# [Exercise]
Look through the lines below and extract any with the word "adanya".

====== Dataset records ======

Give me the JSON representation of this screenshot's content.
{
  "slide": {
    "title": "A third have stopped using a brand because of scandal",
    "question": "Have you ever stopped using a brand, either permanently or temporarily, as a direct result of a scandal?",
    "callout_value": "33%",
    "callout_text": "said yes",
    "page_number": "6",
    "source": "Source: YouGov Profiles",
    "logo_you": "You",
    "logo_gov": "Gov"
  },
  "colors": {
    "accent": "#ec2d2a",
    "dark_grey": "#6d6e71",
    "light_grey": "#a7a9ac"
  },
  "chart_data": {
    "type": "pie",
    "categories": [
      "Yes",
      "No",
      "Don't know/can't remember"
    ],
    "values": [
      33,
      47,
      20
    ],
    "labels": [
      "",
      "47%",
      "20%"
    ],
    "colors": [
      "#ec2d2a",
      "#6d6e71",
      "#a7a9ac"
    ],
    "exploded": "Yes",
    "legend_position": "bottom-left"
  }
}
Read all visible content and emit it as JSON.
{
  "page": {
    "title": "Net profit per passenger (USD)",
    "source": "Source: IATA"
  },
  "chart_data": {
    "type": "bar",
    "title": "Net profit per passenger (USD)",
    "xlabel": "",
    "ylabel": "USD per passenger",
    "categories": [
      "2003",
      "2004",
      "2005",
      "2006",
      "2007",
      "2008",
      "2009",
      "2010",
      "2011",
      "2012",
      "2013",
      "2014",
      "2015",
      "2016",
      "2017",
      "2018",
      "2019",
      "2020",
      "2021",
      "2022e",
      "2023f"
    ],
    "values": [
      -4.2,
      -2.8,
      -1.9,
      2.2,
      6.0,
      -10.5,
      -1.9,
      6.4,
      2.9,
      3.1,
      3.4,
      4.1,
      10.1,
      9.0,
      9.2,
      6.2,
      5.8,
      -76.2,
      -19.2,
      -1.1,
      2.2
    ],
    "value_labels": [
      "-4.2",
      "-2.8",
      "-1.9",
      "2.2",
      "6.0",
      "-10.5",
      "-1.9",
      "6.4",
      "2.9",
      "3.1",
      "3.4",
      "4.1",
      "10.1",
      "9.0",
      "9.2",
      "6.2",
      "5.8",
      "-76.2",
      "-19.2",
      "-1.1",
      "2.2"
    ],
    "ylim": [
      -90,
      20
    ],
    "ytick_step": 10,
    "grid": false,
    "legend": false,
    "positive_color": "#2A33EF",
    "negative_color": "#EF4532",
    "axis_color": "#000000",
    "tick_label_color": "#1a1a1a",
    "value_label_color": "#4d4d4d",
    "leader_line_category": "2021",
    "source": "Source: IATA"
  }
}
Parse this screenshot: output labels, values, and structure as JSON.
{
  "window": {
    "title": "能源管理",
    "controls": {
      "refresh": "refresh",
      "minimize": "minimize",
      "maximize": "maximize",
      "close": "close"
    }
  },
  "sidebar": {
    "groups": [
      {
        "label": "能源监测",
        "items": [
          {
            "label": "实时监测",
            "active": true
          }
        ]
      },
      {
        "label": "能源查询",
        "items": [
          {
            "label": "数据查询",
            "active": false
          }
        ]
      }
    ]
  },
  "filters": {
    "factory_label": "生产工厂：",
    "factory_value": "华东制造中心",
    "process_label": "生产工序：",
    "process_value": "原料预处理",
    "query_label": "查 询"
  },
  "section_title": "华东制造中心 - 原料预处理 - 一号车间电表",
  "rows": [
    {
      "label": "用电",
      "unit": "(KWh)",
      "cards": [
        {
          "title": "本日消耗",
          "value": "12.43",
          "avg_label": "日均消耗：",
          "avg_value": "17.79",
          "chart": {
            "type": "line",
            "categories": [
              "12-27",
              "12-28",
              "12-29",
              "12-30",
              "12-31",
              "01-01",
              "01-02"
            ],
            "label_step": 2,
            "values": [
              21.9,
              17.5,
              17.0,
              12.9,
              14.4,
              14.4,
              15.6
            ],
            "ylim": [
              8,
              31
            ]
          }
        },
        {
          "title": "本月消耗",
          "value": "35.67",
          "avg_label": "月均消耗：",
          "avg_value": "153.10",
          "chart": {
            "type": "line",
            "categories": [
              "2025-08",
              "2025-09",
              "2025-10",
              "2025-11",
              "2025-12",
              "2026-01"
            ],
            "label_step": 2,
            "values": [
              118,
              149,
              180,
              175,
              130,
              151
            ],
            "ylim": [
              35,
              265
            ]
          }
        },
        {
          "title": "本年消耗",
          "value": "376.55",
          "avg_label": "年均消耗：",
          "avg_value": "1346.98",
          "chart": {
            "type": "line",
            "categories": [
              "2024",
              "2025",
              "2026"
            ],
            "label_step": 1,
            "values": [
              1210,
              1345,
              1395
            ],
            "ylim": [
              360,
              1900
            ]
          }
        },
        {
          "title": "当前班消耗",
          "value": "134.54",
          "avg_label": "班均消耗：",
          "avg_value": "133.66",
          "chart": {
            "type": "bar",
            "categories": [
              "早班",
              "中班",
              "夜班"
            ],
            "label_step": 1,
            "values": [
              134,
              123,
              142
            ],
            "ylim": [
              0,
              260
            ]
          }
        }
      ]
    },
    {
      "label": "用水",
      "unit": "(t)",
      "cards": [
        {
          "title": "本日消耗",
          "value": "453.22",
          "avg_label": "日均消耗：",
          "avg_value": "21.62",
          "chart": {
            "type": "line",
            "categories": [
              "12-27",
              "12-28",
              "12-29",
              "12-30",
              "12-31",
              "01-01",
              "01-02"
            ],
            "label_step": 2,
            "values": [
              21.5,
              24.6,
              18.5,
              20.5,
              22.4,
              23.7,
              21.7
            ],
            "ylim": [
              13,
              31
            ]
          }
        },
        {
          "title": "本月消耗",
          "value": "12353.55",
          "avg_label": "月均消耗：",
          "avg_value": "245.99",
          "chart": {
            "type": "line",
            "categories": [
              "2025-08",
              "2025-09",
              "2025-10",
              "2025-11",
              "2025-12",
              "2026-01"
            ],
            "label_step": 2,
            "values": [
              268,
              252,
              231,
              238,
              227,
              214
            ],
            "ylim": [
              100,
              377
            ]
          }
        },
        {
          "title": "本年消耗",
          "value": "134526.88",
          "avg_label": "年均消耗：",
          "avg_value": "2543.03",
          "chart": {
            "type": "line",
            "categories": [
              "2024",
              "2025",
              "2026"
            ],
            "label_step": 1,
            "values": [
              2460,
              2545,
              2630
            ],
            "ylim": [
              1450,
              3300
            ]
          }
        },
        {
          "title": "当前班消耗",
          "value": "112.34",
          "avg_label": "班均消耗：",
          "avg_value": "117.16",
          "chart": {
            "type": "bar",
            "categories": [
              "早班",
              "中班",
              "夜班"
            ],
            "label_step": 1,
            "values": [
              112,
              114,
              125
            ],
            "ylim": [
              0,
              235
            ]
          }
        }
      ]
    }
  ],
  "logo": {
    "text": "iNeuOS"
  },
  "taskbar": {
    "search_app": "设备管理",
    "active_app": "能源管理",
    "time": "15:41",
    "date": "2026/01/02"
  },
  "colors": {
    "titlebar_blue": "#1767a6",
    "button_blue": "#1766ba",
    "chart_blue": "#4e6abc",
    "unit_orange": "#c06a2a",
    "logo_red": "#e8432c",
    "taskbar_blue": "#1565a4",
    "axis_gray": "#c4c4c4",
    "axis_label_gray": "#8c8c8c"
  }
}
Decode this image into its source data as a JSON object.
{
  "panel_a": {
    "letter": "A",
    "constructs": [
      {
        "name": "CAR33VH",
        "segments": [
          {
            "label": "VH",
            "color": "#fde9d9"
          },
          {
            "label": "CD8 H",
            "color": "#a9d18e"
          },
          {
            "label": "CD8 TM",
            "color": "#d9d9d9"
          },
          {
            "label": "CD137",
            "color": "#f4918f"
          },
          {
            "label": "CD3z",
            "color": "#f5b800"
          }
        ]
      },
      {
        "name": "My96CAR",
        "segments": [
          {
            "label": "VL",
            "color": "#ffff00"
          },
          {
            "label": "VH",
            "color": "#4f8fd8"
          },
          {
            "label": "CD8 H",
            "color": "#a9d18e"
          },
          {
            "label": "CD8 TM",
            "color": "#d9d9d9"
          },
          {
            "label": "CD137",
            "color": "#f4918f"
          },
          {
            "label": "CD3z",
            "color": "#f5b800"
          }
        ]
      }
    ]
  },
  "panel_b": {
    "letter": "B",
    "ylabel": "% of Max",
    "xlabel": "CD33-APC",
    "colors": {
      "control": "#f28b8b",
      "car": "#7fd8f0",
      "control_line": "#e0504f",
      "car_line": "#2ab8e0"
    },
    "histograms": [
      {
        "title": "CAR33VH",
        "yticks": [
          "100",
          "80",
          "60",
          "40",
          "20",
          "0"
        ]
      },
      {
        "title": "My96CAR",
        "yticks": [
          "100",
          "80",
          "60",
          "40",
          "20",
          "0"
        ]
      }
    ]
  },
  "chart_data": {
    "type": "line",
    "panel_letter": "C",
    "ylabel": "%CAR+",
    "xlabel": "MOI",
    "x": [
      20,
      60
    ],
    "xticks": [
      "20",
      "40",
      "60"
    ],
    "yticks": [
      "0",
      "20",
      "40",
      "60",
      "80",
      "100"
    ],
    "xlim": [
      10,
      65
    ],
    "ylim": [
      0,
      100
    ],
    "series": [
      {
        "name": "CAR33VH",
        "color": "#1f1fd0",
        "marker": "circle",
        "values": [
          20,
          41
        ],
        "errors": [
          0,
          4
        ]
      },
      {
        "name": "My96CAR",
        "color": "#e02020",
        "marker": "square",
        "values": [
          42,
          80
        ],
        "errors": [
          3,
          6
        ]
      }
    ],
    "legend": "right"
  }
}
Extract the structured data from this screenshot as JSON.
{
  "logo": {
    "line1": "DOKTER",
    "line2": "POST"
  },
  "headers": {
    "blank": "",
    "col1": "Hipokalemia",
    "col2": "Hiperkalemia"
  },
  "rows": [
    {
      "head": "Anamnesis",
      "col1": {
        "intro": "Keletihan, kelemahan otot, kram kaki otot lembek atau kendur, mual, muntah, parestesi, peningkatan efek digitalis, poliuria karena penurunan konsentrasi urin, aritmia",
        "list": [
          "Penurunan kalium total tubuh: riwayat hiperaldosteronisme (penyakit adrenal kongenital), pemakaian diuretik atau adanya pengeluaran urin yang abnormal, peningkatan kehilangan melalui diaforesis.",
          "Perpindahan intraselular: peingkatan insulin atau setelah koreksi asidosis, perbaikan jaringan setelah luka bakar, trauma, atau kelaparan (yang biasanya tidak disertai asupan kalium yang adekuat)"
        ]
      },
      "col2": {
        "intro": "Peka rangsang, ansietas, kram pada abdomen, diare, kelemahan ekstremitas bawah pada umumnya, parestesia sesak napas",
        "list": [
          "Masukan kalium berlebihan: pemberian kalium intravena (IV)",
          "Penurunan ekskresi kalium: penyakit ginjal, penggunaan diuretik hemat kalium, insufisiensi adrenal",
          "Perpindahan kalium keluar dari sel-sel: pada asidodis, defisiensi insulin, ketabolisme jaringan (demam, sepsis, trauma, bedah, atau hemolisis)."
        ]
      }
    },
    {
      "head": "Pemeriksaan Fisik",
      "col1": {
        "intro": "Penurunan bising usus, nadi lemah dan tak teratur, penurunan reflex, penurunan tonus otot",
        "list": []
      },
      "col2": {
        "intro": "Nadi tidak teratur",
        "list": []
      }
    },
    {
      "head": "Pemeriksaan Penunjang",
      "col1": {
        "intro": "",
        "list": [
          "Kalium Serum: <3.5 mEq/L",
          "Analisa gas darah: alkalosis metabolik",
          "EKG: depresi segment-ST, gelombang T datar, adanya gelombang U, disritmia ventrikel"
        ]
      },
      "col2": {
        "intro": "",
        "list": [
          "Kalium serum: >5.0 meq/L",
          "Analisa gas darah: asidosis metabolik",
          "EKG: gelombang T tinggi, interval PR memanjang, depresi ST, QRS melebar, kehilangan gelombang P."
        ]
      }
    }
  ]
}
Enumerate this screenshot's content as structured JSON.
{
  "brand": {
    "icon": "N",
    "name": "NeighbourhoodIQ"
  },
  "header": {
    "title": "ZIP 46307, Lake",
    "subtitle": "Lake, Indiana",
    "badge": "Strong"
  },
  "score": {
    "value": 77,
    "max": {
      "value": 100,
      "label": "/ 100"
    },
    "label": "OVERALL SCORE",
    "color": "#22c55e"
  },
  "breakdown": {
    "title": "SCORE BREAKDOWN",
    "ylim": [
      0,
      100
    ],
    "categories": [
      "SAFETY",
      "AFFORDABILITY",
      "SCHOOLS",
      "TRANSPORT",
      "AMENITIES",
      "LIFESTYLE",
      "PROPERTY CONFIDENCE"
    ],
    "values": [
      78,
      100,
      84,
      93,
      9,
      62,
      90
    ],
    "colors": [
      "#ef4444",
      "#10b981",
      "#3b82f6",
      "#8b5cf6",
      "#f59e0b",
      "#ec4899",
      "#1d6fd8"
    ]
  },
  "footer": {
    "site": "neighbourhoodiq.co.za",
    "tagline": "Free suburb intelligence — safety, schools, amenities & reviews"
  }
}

======

# [Answer to this problem]
          "Penurunan kalium total tubuh: riwayat hiperaldosteronisme (penyakit adrenal kongenital), pemakaian diuretik atau adanya pengeluaran urin yang abnormal, peningkatan kehilangan melalui diaforesis.",
          "EKG: depresi segment-ST, gelombang T datar, adanya gelombang U, disritmia ventrikel"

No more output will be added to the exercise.